[WHAT TO PRODUCE] Using the entries that follow, state how many lines contain the word "with". The response is that number and nothing more.

[Saved data entries]
○ ○ ○ ○ ○
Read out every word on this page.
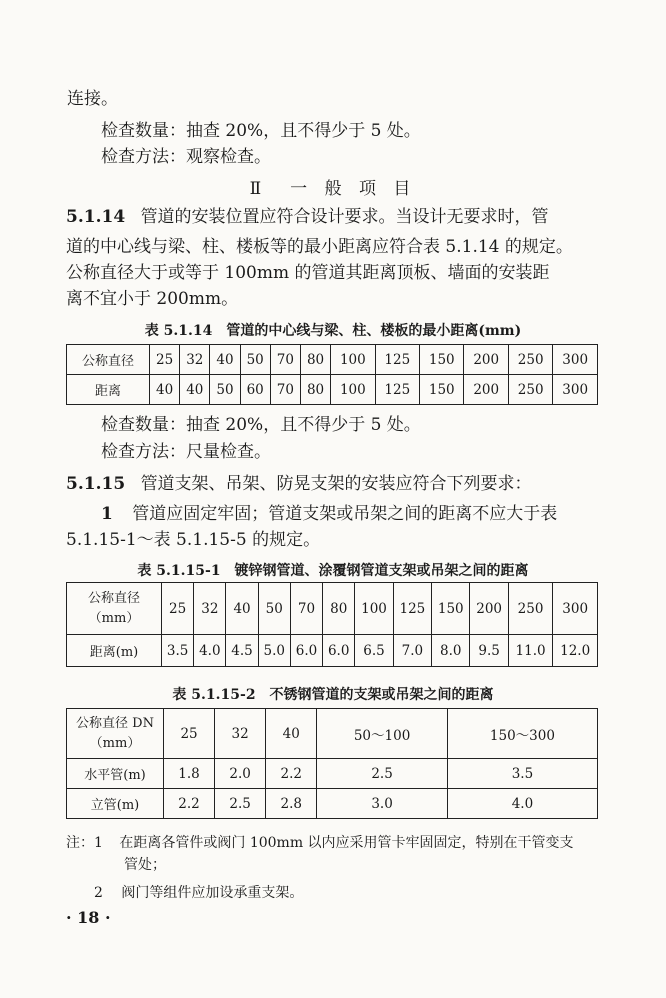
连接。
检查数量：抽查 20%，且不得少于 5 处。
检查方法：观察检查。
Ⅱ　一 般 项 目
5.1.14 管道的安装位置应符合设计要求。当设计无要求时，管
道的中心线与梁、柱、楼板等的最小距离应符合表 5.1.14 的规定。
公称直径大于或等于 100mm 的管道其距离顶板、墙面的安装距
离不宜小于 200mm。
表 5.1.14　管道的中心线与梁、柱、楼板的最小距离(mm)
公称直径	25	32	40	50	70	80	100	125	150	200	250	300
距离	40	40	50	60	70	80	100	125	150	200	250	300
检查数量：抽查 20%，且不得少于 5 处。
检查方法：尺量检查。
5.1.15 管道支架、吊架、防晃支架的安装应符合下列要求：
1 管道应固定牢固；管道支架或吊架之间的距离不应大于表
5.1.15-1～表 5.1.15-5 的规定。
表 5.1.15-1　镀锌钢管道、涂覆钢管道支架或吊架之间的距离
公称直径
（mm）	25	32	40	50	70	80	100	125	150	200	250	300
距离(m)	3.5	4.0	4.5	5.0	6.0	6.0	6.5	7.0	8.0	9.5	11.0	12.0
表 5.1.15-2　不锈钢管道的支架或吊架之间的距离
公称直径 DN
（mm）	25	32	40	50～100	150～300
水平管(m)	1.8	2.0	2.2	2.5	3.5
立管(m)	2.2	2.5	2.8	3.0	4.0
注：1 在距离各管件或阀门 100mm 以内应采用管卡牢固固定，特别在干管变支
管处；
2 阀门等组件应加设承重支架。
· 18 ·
○ ○ ○ ○ ○
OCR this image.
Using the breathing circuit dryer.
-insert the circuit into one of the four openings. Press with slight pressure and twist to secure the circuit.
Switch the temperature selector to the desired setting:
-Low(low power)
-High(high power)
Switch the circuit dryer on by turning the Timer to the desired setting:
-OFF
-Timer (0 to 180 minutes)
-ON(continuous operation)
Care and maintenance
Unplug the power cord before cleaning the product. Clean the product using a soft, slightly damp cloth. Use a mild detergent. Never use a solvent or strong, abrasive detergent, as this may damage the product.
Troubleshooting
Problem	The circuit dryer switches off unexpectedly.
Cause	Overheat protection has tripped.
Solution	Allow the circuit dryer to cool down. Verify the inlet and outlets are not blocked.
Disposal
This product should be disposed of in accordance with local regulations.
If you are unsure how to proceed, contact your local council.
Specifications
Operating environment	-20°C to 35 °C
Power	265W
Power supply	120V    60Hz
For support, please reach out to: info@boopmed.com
○ ○ ○ ○ ○
[EXPECTED OUTPUT] 2